* _WRITTEN EXERCISE_
Repeat exactly the lines of the listing from the line containing "Type out the text in this image." through its last line, and nothing beyond them.

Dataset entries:
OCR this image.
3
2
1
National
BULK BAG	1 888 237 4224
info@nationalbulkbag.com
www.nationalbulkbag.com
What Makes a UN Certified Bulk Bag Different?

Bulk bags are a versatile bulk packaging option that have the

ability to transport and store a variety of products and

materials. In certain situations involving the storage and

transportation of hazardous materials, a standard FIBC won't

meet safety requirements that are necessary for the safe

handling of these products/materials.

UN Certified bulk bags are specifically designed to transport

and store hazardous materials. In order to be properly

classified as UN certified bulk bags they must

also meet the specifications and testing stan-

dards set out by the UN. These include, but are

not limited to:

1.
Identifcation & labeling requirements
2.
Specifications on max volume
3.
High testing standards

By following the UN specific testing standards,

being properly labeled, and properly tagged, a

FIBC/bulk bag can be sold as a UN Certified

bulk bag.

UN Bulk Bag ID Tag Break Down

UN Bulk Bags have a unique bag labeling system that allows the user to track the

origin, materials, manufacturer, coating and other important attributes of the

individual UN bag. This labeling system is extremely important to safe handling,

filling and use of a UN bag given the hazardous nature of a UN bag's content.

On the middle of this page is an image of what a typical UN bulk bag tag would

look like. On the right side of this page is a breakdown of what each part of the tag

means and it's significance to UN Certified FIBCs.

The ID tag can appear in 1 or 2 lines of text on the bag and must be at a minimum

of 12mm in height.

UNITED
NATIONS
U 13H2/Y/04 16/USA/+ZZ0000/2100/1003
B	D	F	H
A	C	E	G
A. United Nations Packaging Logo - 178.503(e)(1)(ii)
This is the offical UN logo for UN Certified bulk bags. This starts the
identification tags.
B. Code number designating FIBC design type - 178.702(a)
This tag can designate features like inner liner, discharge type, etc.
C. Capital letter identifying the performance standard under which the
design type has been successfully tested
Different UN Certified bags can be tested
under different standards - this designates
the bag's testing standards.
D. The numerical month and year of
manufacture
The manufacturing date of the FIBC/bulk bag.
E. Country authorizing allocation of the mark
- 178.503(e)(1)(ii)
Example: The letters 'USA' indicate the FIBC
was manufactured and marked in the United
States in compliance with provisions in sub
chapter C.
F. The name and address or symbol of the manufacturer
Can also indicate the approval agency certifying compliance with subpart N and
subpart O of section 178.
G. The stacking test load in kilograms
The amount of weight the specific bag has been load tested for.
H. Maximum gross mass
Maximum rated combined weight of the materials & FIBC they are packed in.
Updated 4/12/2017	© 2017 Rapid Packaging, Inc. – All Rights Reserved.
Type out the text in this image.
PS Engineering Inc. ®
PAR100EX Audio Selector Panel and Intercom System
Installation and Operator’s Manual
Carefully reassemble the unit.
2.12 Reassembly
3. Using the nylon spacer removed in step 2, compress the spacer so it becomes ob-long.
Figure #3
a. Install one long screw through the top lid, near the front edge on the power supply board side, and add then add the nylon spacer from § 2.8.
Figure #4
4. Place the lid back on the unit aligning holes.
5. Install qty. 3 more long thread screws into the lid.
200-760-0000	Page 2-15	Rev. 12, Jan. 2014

* _THE RESULT_
Type out the text in this image.
PS Engineering Inc. ®
PAR100EX Audio Selector Panel and Intercom System
Installation and Operator’s Manual
Carefully reassemble the unit.
2.12 Reassembly
3. Using the nylon spacer removed in step 2, compress the spacer so it becomes ob-long.
Figure #3
a. Install one long screw through the top lid, near the front edge on the power supply board side, and add then add the nylon spacer from § 2.8.
Figure #4
4. Place the lid back on the unit aligning holes.
5. Install qty. 3 more long thread screws into the lid.
200-760-0000	Page 2-15	Rev. 12, Jan. 2014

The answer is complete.